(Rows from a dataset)
######
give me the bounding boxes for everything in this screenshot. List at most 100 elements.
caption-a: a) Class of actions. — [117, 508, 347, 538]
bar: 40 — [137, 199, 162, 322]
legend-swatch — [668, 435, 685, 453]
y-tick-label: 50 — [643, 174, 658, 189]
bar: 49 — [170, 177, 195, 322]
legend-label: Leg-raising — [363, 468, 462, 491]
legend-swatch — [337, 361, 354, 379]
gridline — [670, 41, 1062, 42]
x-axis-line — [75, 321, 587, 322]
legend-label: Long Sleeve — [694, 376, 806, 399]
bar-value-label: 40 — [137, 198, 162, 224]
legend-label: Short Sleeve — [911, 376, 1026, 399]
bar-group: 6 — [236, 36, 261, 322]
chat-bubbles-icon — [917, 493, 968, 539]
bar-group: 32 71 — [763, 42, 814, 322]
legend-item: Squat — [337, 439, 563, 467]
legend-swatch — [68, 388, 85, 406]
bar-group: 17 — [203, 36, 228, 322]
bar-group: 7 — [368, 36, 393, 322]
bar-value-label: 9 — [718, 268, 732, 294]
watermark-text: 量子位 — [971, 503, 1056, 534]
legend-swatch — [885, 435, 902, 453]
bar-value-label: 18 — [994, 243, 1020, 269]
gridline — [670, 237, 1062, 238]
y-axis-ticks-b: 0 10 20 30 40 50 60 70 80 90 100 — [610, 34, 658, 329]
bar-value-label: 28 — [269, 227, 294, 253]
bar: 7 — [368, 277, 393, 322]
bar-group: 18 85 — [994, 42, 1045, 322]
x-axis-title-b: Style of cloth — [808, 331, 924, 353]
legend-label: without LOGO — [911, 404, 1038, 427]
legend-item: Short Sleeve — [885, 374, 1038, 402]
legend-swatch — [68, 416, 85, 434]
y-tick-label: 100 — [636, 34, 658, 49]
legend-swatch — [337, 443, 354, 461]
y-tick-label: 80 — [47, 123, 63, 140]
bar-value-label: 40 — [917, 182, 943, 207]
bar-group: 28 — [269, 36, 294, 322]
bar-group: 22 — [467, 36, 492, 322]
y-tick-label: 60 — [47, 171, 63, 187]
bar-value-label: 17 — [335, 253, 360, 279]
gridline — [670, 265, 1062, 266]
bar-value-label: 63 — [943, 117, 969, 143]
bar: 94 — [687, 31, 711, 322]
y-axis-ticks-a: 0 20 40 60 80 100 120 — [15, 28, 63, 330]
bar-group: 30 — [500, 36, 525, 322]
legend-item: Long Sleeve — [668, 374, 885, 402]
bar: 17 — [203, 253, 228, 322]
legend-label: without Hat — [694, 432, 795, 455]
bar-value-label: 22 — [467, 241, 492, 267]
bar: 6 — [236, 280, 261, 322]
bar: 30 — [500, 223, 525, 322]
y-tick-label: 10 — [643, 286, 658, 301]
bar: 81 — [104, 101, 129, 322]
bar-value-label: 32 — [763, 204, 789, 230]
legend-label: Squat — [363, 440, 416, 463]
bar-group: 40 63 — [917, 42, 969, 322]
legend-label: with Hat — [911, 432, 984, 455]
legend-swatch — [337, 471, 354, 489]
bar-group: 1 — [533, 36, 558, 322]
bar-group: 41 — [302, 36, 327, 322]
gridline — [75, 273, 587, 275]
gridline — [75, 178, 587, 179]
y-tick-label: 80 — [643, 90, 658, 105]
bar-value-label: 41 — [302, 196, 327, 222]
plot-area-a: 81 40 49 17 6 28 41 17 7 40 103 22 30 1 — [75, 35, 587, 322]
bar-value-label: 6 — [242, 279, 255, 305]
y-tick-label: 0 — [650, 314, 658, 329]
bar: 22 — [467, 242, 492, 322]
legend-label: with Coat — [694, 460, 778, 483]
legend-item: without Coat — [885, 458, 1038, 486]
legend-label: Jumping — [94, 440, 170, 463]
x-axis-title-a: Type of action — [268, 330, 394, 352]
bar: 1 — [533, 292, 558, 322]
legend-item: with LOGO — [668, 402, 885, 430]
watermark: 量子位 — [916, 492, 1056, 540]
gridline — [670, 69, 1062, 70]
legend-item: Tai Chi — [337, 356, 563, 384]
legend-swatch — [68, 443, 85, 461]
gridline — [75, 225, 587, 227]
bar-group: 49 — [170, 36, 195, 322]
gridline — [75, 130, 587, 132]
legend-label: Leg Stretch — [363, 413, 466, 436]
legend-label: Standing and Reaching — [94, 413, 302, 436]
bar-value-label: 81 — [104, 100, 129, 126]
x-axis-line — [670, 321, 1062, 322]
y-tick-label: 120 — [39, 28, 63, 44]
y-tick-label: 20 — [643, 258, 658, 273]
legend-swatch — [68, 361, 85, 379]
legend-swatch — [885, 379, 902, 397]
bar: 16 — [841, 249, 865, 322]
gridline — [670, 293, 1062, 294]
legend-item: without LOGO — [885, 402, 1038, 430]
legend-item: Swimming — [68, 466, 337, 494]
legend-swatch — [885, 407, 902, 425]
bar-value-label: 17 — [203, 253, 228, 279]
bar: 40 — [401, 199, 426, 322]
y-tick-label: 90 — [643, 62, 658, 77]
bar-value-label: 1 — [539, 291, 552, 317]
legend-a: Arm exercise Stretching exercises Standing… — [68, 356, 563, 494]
######
TASK TO CARRY OUT: Format the data from its first line through the line containing "gridline — [670, 237, 1062, 238]" as a numbered list, omitting any blank lines.

TASK SOLUTION:
1. give me the bounding boxes for everything in this screenshot. List at most 100 elements.
2. caption-a: a) Class of actions. — [117, 508, 347, 538]
3. bar: 40 — [137, 199, 162, 322]
4. legend-swatch — [668, 435, 685, 453]
5. y-tick-label: 50 — [643, 174, 658, 189]
6. bar: 49 — [170, 177, 195, 322]
7. legend-label: Leg-raising — [363, 468, 462, 491]
8. legend-swatch — [337, 361, 354, 379]
9. gridline — [670, 41, 1062, 42]
10. x-axis-line — [75, 321, 587, 322]
11. legend-label: Long Sleeve — [694, 376, 806, 399]
12. bar-value-label: 40 — [137, 198, 162, 224]
13. legend-label: Short Sleeve — [911, 376, 1026, 399]
14. bar-group: 6 — [236, 36, 261, 322]
15. chat-bubbles-icon — [917, 493, 968, 539]
16. bar-group: 32 71 — [763, 42, 814, 322]
17. legend-item: Squat — [337, 439, 563, 467]
18. legend-swatch — [68, 388, 85, 406]
19. bar-group: 17 — [203, 36, 228, 322]
20. bar-group: 7 — [368, 36, 393, 322]
21. bar-value-label: 9 — [718, 268, 732, 294]
22. watermark-text: 量子位 — [971, 503, 1056, 534]
23. legend-swatch — [885, 435, 902, 453]
24. bar-value-label: 18 — [994, 243, 1020, 269]
25. gridline — [670, 237, 1062, 238]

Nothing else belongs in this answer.